> _Exercise goal_
Copy the material from the line with "Where is each element in this 841x1839" up to and including the line with "868, 660, 945]", swapping "screenshot" for "image" and keeping everything else the same. Leave the pictures out of your copy.

> _Dataset records_
========================
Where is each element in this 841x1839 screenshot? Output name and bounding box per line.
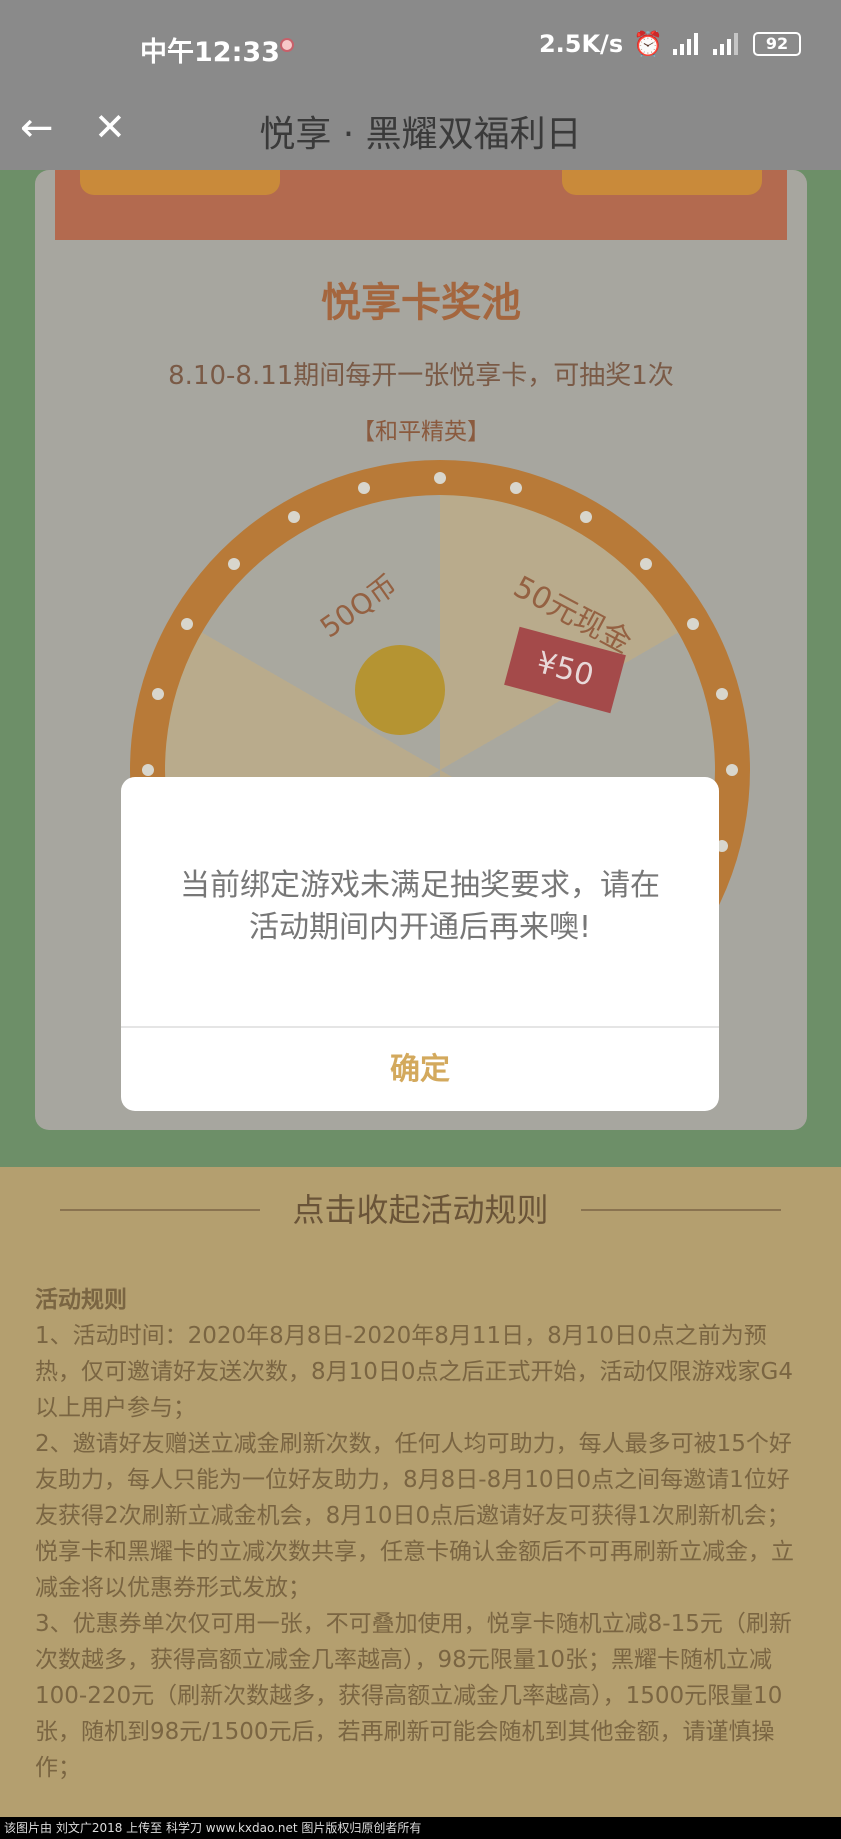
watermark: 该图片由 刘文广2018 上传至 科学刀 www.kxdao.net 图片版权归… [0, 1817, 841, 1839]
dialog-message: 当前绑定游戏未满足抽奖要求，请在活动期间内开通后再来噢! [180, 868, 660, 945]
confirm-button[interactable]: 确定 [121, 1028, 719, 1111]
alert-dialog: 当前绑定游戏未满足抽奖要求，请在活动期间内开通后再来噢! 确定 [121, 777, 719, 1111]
========================
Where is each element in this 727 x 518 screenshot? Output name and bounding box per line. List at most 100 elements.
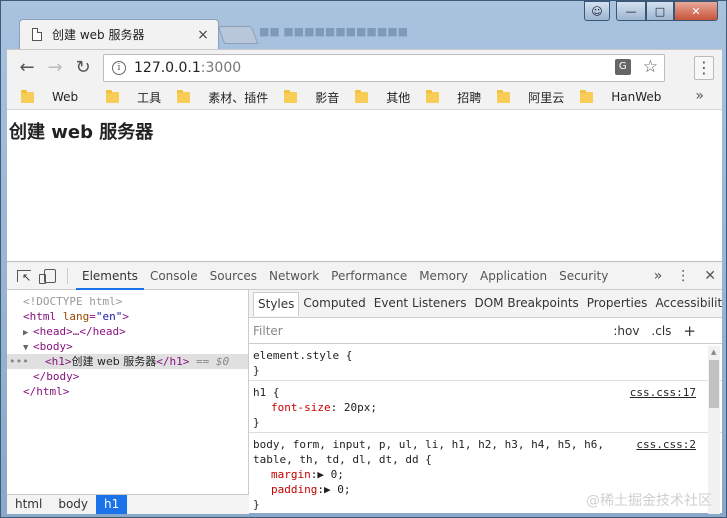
========================
> _Response_
Where is each element in this 841x1839 image? Output name and bounding box per line.
watermark: 该图片由 刘文广2018 上传至 科学刀 www.kxdao.net 图片版权归… [0, 1817, 841, 1839]
dialog-message: 当前绑定游戏未满足抽奖要求，请在活动期间内开通后再来噢! [180, 868, 660, 945]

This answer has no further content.